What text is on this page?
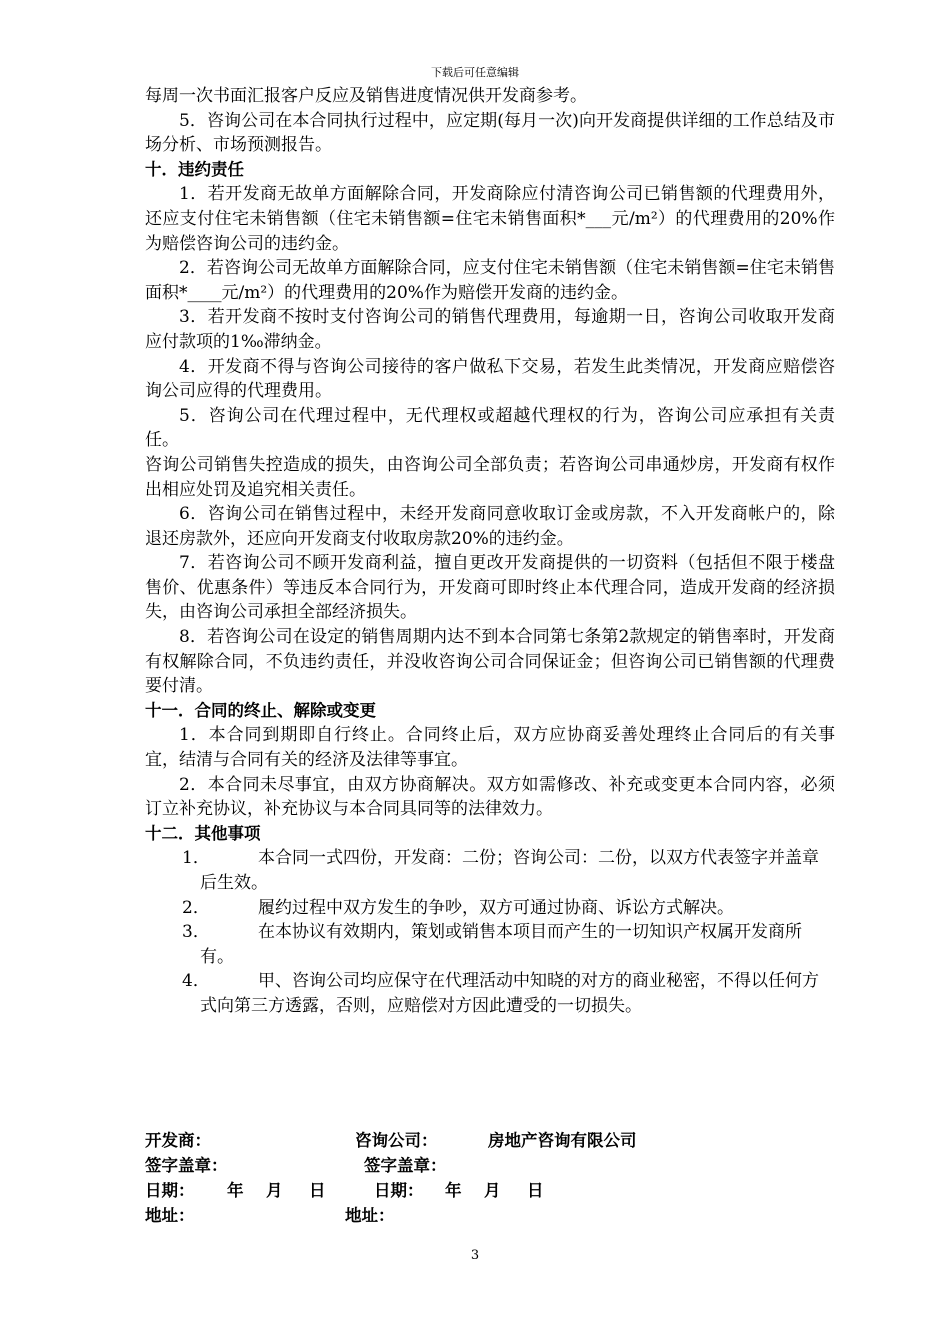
下载后可任意编辑

每周一次书面汇报客户反应及销售进度情况供开发商参考。

5．咨询公司在本合同执行过程中，应定期(每月一次)向开发商提供详细的工作总结及市场分析、市场预测报告。

十．违约责任

1．若开发商无故单方面解除合同，开发商除应付清咨询公司已销售额的代理费用外，还应支付住宅未销售额（住宅未销售额=住宅未销售面积*___元/m²）的代理费用的20%作为赔偿咨询公司的违约金。

2．若咨询公司无故单方面解除合同，应支付住宅未销售额（住宅未销售额=住宅未销售面积*____元/m²）的代理费用的20%作为赔偿开发商的违约金。

3．若开发商不按时支付咨询公司的销售代理费用，每逾期一日，咨询公司收取开发商应付款项的1‰滞纳金。

4．开发商不得与咨询公司接待的客户做私下交易，若发生此类情况，开发商应赔偿咨询公司应得的代理费用。

5．咨询公司在代理过程中，无代理权或超越代理权的行为，咨询公司应承担有关责任。

咨询公司销售失控造成的损失，由咨询公司全部负责；若咨询公司串通炒房，开发商有权作出相应处罚及追究相关责任。

6．咨询公司在销售过程中，未经开发商同意收取订金或房款，不入开发商帐户的，除退还房款外，还应向开发商支付收取房款20%的违约金。

7．若咨询公司不顾开发商利益，擅自更改开发商提供的一切资料（包括但不限于楼盘售价、优惠条件）等违反本合同行为，开发商可即时终止本代理合同，造成开发商的经济损失，由咨询公司承担全部经济损失。

8．若咨询公司在设定的销售周期内达不到本合同第七条第2款规定的销售率时，开发商有权解除合同，不负违约责任，并没收咨询公司合同保证金；但咨询公司已销售额的代理费要付清。

十一．合同的终止、解除或变更

1．本合同到期即自行终止。合同终止后，双方应协商妥善处理终止合同后的有关事宜，结清与合同有关的经济及法律等事宜。

2．本合同未尽事宜，由双方协商解决。双方如需修改、补充或变更本合同内容，必须订立补充协议，补充协议与本合同具同等的法律效力。

十二．其他事项

1．	本合同一式四份，开发商：二份；咨询公司：二份，以双方代表签字并盖章后生效。
2．	履约过程中双方发生的争吵，双方可通过协商、诉讼方式解决。
3．	在本协议有效期内，策划或销售本项目而产生的一切知识产权属开发商所有。
4．	甲、咨询公司均应保守在代理活动中知晓的对方的商业秘密，不得以任何方式向第三方透露，否则，应赔偿对方因此遭受的一切损失。
开发商：	咨询公司：	房地产咨询有限公司
签字盖章：	签字盖章：
日期： 年 月 日	日期： 年 月 日
地址：	地址：
3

════

Instruction - From the data, list each line in which the string "住宅未销售额" appears.

Task output -
1．若开发商无故单方面解除合同，开发商除应付清咨询公司已销售额的代理费用外，还应支付住宅未销售额（住宅未销售额=住宅未销售面积*___元/m²）的代理费用的20%作为赔偿咨询公司的违约金。
2．若咨询公司无故单方面解除合同，应支付住宅未销售额（住宅未销售额=住宅未销售面积*____元/m²）的代理费用的20%作为赔偿开发商的违约金。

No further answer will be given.